また、エンジンキャラクターは市街地に対応した扱いやすいもので、加減速時にも唐突なフィーリングはなく、まるで600cc程度のツーリングモデルのようにも乗れてしまう。高速道路を100km/h巡航するときのエンジン回転数はわずか4000回転で、1000cc級スーパースポーツマシンとしては低めだ。

つまりCBR1000RR-Rは、市街地でも高速道路でも、その素性のいいエンジン特性を生かして、ジェントルな走りに徹することができるのである。

サーキットコースで「CBR1000RR-R FIREBLADE SP」に試乗する筆者(写真:©Nozomi Fujimura)

制御関係に話を戻せば、デフォルトで設定された3つのライディングモードの内容で十分であることも付け加えたい。

サーキット走行も見据えたトラックモードの「ライディングモード1」、スポーツモードの「ライディングモード2」、雨天時にも対応した乗り心地のいい「ライディングモード3」があり、さらに個人設定も可能だが、マシンに対する要求が明確でない場合は、CBR1000RR-Rの持つ性能バランスを崩しかねない。

依頼内容
a) CBR1000RR-Rの記事を読んで、次の問いに答えて。
(i) 高速道路を100km/hで巡航するときのエンジン回転数は?
(ii) デフォルトで設定されたライディングモードはいくつ?
(iii) 雨天時にも対応したライディングモードはどれ?
b) CBR1000RR-Rの記事で「サーキット走行も見据えた」で始まる段落を、主な内容を残して箇条書きにまとめてください。
c) CBR1000RR-Rの記事を、最後の文の後から書き継いで。

提供データ
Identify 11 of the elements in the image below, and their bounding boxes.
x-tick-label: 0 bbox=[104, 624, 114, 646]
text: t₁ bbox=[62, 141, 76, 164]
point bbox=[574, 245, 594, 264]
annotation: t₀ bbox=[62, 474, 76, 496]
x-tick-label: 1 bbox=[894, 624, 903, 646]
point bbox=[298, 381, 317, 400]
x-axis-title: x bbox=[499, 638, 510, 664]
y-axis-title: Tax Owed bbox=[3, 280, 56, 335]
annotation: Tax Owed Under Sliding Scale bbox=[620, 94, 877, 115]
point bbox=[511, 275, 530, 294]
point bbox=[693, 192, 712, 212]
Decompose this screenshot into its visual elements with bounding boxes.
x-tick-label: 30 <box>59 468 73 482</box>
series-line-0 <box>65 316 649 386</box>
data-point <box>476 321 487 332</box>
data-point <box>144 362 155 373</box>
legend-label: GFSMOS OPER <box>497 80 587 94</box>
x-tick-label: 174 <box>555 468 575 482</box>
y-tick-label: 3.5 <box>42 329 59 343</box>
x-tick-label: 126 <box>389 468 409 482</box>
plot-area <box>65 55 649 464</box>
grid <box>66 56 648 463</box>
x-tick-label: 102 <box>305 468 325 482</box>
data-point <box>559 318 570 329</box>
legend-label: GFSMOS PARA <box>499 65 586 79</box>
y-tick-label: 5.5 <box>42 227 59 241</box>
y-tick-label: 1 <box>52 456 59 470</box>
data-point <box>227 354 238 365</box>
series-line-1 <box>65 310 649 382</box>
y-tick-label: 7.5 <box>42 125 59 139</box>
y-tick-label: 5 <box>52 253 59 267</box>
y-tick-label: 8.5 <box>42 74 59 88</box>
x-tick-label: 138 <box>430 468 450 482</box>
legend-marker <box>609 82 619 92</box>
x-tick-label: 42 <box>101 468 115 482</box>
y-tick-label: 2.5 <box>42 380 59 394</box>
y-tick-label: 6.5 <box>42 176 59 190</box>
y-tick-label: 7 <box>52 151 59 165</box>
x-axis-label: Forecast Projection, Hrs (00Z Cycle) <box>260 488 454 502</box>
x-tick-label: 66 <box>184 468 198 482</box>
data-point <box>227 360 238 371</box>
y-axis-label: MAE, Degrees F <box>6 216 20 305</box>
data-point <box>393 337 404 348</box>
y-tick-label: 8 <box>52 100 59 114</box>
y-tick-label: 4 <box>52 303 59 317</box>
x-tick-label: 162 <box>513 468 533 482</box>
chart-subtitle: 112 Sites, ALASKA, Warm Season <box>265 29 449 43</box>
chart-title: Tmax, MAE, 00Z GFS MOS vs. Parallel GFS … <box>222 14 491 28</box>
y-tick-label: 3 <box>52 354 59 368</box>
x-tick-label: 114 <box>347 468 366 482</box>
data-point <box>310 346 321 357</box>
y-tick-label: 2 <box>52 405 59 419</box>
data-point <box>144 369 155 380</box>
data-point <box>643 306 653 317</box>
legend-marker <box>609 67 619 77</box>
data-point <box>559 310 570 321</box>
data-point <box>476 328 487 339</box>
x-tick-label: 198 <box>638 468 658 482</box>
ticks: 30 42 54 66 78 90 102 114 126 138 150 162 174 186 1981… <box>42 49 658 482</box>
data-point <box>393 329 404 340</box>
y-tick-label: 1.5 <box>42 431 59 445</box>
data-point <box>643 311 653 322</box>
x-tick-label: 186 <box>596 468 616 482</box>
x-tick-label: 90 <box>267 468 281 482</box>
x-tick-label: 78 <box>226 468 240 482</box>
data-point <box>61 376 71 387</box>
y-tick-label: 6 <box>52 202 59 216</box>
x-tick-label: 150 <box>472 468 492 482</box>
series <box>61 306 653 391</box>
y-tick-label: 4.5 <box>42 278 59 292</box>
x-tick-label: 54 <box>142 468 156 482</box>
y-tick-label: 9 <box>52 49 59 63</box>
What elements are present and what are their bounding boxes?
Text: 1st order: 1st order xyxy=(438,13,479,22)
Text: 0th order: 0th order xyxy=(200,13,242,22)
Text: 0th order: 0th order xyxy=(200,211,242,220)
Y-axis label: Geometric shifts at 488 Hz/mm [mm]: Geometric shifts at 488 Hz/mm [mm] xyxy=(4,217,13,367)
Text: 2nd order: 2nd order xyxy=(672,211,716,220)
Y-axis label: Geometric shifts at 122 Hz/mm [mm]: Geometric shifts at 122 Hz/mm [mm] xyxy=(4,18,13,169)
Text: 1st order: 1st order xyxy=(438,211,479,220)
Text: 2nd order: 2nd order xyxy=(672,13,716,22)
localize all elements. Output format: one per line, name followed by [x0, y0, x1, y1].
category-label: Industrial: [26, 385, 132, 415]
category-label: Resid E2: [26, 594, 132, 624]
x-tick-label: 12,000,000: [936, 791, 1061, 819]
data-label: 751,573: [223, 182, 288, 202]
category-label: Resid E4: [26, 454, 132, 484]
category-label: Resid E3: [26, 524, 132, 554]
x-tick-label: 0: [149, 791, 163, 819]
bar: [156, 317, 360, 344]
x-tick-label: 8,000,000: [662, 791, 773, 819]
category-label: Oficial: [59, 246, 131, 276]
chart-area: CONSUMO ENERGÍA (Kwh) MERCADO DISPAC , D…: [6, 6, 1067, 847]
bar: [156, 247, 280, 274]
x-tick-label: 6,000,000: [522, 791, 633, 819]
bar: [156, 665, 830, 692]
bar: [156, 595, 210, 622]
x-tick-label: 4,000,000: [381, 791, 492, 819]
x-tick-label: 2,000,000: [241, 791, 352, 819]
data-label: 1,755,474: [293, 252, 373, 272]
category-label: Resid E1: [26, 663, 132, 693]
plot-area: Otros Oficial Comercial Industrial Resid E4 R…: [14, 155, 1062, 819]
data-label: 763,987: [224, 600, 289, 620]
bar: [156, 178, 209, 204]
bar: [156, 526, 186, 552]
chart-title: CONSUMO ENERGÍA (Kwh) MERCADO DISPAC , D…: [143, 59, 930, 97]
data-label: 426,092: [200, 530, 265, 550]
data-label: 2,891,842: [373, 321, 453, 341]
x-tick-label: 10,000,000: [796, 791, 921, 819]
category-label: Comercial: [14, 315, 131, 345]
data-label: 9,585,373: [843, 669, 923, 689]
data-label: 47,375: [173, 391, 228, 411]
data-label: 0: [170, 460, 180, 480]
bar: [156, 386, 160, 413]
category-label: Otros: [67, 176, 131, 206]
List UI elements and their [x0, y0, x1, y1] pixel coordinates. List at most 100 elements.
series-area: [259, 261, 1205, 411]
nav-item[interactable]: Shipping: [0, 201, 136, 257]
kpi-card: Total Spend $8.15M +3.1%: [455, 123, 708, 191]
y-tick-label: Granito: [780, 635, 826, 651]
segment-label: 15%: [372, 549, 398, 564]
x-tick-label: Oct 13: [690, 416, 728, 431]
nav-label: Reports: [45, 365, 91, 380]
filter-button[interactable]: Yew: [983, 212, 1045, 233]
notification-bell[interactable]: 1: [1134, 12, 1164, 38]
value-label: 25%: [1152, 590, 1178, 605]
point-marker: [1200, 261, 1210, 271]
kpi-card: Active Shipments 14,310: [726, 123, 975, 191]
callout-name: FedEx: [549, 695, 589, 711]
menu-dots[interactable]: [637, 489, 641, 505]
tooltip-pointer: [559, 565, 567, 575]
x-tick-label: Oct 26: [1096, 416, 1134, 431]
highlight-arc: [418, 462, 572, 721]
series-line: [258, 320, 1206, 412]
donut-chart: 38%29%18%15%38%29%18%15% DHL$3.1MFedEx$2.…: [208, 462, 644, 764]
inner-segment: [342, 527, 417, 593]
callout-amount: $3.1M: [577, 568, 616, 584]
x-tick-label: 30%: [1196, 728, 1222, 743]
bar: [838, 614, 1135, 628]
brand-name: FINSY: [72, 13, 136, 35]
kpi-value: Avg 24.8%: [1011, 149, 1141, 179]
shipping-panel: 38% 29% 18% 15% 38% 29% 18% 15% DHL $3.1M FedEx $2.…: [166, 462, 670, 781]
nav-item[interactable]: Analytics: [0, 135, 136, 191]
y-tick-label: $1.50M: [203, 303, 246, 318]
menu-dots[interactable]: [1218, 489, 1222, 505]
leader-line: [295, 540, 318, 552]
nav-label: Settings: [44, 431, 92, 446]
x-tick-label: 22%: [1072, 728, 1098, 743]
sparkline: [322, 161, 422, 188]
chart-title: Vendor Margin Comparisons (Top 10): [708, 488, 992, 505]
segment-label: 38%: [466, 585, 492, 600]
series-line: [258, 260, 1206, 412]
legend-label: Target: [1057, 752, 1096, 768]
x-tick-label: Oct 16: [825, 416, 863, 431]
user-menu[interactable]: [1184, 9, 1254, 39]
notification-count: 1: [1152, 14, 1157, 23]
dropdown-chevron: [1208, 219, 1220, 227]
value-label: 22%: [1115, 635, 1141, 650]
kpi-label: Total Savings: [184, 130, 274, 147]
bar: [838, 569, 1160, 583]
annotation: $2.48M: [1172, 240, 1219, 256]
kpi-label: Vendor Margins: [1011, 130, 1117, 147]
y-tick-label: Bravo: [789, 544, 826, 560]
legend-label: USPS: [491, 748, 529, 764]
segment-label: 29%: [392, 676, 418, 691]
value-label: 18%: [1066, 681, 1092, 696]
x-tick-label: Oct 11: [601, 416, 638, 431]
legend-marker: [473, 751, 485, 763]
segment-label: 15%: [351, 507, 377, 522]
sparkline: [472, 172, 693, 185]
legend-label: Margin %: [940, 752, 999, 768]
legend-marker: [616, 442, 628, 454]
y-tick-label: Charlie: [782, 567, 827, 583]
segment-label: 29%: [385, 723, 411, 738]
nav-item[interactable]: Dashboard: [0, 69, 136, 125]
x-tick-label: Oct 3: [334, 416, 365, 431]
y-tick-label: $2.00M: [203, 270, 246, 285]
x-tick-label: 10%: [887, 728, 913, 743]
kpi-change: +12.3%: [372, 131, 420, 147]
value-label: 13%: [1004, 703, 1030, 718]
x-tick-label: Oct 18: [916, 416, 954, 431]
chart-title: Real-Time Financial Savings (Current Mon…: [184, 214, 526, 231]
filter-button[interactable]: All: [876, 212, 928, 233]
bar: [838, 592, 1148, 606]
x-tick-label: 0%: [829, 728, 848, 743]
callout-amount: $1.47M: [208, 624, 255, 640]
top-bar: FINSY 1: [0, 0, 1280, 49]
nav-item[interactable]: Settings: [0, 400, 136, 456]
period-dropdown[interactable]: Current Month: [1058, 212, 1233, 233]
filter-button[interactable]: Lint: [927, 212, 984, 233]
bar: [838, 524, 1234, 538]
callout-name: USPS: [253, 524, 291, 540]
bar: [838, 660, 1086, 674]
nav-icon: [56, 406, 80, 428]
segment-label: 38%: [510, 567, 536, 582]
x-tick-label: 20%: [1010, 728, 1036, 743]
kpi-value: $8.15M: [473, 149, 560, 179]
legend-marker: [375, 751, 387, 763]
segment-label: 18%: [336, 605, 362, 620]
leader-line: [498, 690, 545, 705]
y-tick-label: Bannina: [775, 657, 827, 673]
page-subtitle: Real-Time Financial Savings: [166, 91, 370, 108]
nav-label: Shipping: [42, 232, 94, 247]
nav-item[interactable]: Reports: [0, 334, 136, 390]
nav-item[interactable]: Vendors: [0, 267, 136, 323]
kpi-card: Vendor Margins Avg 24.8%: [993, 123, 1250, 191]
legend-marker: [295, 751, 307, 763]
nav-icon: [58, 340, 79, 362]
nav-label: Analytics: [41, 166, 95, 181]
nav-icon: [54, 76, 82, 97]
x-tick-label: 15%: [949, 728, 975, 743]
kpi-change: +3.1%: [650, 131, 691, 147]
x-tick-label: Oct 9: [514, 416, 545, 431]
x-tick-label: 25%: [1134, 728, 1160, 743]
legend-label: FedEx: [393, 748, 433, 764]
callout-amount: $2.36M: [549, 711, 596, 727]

回答
a)
(i) 4000回転
(ii) 3つ
(iii) ライディングモード3

b)
- ライディングモード1:サーキット走行も見据えたトラックモード
- ライディングモード2:スポーツモード
- ライディングモード3:雨天時にも対応した、乗り心地のいいモード
- 個人設定も可能
- ただし、マシンへの要求が明確でない場合は、CBR1000RR-Rの性能バランスを崩しかねない

c)
筆者の個人的な見解では、サーキットではフルパワー&固めのサスペンションセットのライディングモード1で、市街地では快適モードのライディングモード3。高速道路やワインディングでは、適度に腰のあるライディングモード2で楽しむことができた。

CBRファンにとっても「究極の1台」に

CBR1000RR-Rは、ブレーキ関係にイタリアのブレンボ製キャリパー、サスペンションにスウェーデンのオーリンズ製サスペンションを採用していることもあり、コロナの影響で4月以降、生産ラインを一時止めることとなっていたが、現在は部品輸入も再開され、順調にデリバリーが進んでいる。

日本国内での販売予定は、800台。待ち焦がれていたファンも多く、受注は好調と聞く。永きにわたりCBRブランドを愛してやまないファンにとって、究極の1台となることは間違いない。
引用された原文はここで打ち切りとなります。